**** Article ****
This show finished on Saturday 14 March 2020, and this page is being kept for archival purposes only.
“It’ll all be the same 100 years from now.”
Wednesday 11 March - Saturday 14 March 2020
5.00/6.00/8.00
A romantic comedy in four acts, Diana of Dobson’s is a feminist assessment of wealth and its effects on everything: love, location and personal liberty. Hamilton challenged the social conventions of her time, a remarkable all-rounder relatively unknown, penning an honest representation of the ‘unseen’ working women of Dobson’s Drapery Emporium.
Left penniless after the death of her Father, Diana is resigned to a life of underpaid, shop-girl drudgery. Employed at Dobson’s Drapery Emporium, Diana is one of six ‘living-in’ shop girls on ‘five bob a week’. Although representative of the harsh, mundane conditions of Edwardian wage-slavery, Diana speaks with a sense of both urgency and wit that simultaneously highlights the realities of wealth-ambiguity with a much-needed comedic rhetoric; a protagnosist with purpose, grit and life. Diana unexpectedly inherits £300, choosing to spend her inheritance recklessly on an indulgent trip to Switzerland. Act 2 and Act 3 descend into the absurd, introducing the eccentric characters of the upper-classes and Diana’s love interests. Between the class-consciousness of Mrs Canterlupe and Mrs Whyte-Fraser, the representations of capitalism and economic consumption in Sir Jabez and Captain Bretherton, and Diana’s failed attempt to navigate through a world of decadence, Act 4 ends with her eventual downfall to a life of extreme poverty and destitution.
Actor Poppy Goad
Actor Joshua Garrett
Actor Liyana Ahmed
Actor Ellie-May Forrest
Actor Mica Anderson
Actor Ruby Loftus
Chef Mick Zijdel
Co-Costume Manager Harriet Steele
Co-Costume Manager Freya Buxton
Co-Director Elsie Greenwood
Co-Director Eve Simpson
Costume Assistant Katie Anderson
Lighting Designer Nancy Strahan
Piano / Set Team Sam Kinch
Producer Madeleine Jones
Set Manager George Manchester
Set Team Lois Zonnenberg
Set Team Sophie Totton
Set Team Liz Dokukina
Set Team Izzy Green
Set Team Kate Granholm
Set Team Matthew Marsland
Set Team Mallory Smith
Set Team Rose Marin Roberts
Set Team Hanna Shrader
Set Team Finbar The Viking
Sound Designer Rhys Seeburger
Stage Manager Savannah Sullivan
Tech Assistant/Set Team/Assistant Chef Matias Krook
Tech Manager Sabrina Carter
Trumpet Alice Huseyinoglu
Monday 16 March - By Maisy Hallam for Loaf Magazine
The production team for Diana of Dobson’s have clearly taken an enormous leap of faith to put on a production quite so ambitious as this one, but there’s no denying the pay-off. The play satirises the sexism and classism inherent in Edwardian ‘polite society’ through the story of outspoken and rambunctious Diana Massingberd (Poppy Goad), a shop-girl working in a London department store.
**** Record set ****
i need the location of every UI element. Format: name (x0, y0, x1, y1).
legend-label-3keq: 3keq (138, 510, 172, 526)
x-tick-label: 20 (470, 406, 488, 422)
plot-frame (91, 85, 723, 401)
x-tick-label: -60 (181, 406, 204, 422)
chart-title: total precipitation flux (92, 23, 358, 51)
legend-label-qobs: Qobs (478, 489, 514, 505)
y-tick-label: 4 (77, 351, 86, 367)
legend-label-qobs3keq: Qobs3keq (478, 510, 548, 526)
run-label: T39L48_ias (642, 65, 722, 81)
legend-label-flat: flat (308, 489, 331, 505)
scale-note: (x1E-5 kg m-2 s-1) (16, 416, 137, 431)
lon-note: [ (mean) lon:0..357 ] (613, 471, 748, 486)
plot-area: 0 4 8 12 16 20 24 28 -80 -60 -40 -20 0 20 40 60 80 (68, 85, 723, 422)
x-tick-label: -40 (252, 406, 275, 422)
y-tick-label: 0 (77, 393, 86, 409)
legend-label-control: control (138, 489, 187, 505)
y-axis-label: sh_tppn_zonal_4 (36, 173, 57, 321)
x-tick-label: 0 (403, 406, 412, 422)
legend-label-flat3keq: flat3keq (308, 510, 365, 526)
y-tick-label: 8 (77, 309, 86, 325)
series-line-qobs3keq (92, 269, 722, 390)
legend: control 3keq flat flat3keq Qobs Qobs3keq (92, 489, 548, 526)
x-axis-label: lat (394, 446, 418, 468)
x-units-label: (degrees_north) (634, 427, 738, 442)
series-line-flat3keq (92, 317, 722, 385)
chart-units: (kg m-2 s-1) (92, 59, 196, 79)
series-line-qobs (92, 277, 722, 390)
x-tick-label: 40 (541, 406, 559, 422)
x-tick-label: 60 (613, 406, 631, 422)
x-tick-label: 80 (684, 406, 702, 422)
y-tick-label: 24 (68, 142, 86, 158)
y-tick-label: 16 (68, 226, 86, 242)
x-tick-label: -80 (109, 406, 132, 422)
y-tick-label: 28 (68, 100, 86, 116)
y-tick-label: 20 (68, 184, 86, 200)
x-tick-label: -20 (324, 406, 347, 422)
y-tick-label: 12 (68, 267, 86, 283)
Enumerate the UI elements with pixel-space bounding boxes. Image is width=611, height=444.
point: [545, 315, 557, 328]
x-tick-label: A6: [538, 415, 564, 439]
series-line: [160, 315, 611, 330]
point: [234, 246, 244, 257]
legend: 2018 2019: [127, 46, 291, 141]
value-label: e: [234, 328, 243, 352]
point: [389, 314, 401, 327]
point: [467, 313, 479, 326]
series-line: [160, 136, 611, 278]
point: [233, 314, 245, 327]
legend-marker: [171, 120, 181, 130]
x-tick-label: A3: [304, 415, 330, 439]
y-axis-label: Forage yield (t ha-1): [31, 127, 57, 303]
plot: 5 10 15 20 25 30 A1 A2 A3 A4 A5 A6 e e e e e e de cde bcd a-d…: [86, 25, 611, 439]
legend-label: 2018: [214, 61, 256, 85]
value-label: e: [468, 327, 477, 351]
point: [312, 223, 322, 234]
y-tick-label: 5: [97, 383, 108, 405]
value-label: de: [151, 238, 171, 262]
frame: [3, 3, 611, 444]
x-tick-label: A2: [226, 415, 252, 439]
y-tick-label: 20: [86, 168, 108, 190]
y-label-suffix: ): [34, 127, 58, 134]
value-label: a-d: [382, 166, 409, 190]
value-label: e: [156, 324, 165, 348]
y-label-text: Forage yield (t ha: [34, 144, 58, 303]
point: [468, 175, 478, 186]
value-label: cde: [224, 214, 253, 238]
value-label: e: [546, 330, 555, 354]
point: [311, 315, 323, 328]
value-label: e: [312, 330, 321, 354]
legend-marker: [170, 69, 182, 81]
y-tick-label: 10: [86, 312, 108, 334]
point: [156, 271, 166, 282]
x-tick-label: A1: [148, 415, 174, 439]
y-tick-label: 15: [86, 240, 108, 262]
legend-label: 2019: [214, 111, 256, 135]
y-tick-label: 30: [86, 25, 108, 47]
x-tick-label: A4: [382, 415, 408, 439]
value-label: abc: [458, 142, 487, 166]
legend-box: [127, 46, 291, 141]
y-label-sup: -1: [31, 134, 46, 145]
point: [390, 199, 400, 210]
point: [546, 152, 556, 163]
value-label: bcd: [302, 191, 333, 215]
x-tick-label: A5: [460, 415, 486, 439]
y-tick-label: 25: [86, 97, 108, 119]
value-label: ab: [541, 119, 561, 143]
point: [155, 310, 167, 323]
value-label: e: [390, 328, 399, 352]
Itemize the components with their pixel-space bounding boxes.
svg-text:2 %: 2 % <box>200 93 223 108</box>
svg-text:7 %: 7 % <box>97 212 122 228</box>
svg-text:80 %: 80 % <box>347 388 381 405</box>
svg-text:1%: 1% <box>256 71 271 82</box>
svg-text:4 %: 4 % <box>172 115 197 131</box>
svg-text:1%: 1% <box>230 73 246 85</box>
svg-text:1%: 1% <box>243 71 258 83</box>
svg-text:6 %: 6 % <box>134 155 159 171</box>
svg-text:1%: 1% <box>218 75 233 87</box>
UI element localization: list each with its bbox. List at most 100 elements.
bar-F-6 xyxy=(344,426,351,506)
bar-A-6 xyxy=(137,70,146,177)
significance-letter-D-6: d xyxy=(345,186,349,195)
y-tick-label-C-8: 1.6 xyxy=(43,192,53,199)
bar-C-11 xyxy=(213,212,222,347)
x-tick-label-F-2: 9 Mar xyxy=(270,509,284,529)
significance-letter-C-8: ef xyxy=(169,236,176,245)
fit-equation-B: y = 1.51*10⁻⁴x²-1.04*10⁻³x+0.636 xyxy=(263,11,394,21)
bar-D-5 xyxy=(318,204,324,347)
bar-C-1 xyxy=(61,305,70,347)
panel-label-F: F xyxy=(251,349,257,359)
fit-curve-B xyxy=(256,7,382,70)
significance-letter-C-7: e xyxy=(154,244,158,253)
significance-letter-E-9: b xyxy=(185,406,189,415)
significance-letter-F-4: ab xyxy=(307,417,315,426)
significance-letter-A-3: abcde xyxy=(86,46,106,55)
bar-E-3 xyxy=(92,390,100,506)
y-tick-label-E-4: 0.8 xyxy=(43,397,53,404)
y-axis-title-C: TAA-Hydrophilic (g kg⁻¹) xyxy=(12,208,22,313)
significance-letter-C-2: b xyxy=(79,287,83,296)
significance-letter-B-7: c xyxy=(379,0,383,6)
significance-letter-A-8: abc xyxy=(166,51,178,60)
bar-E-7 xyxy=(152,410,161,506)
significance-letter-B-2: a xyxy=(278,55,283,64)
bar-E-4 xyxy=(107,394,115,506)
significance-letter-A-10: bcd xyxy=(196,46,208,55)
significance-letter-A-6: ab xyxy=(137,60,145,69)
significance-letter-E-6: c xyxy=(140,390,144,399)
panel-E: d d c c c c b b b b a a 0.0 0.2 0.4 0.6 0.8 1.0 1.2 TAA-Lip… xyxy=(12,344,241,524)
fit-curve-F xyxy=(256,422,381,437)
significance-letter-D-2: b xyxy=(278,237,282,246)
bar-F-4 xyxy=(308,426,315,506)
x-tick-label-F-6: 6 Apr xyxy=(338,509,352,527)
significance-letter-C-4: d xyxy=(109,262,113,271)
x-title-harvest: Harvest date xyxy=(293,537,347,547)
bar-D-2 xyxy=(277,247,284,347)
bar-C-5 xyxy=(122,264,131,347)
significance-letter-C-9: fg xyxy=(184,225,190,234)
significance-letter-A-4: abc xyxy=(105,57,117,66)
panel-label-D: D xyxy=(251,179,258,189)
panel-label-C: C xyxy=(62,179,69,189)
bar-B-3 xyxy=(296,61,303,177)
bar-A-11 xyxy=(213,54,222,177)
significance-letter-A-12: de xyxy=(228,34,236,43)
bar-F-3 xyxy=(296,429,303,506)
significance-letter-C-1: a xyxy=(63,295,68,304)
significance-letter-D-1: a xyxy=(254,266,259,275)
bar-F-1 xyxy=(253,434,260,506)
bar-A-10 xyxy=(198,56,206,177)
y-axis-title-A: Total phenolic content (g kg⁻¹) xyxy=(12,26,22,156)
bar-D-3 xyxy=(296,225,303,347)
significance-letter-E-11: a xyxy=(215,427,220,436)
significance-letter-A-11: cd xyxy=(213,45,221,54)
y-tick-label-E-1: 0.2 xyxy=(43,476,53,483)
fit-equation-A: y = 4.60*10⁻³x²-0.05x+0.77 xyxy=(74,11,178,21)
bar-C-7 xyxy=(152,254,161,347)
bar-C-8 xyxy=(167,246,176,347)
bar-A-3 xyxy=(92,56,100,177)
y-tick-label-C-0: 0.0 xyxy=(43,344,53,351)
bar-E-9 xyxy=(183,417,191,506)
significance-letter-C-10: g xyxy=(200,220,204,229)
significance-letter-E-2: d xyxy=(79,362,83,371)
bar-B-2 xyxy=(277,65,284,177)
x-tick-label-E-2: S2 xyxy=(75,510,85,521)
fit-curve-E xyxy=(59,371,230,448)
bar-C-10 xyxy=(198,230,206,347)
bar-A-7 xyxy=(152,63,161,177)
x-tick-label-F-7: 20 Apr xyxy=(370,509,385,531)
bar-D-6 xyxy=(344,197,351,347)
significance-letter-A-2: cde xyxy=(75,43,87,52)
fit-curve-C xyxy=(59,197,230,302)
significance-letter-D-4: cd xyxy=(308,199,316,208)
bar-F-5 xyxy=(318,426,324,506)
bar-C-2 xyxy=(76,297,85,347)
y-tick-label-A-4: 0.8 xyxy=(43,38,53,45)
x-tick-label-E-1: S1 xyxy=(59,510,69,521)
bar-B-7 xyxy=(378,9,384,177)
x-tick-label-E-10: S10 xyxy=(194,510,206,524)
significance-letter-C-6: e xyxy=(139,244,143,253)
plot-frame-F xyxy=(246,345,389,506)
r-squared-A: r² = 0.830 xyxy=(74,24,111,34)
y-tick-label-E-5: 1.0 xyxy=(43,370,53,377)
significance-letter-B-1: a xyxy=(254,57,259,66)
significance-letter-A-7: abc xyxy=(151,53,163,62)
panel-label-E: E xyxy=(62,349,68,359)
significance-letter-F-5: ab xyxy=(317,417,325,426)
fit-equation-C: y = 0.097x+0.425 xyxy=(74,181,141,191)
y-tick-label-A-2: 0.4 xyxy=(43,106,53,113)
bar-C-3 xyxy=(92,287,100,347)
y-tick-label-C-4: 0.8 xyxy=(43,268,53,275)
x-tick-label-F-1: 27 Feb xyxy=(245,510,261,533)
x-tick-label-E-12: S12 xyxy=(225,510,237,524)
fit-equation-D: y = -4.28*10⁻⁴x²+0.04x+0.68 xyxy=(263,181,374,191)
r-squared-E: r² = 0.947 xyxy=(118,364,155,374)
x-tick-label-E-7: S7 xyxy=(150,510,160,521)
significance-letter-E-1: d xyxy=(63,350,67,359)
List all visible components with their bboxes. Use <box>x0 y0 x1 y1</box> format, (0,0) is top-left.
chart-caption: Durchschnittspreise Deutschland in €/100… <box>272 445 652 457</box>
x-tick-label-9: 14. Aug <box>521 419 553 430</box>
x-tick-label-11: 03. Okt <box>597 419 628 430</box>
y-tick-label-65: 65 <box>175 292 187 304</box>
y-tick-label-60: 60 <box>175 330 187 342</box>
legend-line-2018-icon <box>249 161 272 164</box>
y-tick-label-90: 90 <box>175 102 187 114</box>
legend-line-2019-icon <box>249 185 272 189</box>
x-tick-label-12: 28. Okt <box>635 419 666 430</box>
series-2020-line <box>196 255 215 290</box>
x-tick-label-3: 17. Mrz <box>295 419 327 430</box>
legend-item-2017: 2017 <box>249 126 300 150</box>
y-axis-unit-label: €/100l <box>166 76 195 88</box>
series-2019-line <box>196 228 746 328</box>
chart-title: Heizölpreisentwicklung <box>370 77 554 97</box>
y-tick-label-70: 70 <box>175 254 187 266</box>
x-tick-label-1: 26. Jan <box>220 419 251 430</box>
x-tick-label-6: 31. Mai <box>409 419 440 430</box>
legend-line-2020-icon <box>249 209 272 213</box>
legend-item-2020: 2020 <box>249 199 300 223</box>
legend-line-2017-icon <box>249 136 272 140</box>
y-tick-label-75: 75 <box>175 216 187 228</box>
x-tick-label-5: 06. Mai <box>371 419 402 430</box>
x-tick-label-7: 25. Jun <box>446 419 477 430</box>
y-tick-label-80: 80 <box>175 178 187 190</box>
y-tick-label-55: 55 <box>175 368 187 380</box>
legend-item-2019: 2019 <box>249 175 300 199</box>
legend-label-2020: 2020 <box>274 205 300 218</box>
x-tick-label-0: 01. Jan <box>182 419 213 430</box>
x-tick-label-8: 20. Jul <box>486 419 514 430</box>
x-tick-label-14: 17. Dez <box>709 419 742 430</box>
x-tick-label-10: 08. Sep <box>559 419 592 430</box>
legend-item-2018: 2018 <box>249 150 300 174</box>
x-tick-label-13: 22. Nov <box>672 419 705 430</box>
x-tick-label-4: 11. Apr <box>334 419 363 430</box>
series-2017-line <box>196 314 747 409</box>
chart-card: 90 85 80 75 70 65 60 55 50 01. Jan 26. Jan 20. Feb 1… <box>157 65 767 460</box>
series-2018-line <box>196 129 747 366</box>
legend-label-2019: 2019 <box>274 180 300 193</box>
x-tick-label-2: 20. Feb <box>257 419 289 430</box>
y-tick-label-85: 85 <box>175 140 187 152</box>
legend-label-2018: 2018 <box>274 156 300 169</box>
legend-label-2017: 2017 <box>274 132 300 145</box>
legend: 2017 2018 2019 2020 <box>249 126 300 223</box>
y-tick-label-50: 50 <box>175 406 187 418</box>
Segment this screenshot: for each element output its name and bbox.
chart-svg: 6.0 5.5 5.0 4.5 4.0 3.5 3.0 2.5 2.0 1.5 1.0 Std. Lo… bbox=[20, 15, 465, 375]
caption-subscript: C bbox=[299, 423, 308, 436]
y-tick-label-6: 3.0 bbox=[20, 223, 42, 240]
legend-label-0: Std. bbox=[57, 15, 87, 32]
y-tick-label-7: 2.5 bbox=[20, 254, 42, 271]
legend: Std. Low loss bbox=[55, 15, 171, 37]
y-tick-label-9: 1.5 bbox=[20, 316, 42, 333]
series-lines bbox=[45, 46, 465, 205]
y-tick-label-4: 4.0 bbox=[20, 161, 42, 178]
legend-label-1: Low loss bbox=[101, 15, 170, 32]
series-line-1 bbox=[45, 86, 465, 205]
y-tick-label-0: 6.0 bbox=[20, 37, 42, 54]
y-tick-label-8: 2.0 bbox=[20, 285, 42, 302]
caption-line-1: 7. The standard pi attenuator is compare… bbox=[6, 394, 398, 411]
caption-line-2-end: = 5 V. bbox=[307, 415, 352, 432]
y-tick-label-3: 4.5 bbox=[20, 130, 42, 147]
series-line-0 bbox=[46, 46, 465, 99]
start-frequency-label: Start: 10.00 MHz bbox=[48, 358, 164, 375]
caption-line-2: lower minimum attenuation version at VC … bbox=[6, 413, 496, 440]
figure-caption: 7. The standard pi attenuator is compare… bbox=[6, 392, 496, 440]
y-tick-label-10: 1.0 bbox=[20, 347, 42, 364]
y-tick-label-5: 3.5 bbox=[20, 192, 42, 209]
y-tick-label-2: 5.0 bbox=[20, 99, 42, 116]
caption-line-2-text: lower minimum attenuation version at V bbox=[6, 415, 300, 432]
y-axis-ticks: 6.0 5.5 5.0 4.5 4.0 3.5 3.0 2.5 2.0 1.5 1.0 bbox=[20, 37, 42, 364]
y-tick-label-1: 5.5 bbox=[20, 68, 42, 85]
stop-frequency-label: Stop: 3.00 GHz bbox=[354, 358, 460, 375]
****
→ Written exercise: Write out the Diana of Dobson's page text from "This show finished" to "Dobson’s Drapery Emporium.".

→ Task output:
This show finished on Saturday 14 March 2020, and this page is being kept for archival purposes only.
“It’ll all be the same 100 years from now.”
Wednesday 11 March - Saturday 14 March 2020
5.00/6.00/8.00
A romantic comedy in four acts, Diana of Dobson’s is a feminist assessment of wealth and its effects on everything: love, location and personal liberty. Hamilton challenged the social conventions of her time, a remarkable all-rounder relatively unknown, penning an honest representation of the ‘unseen’ working women of Dobson’s Drapery Emporium.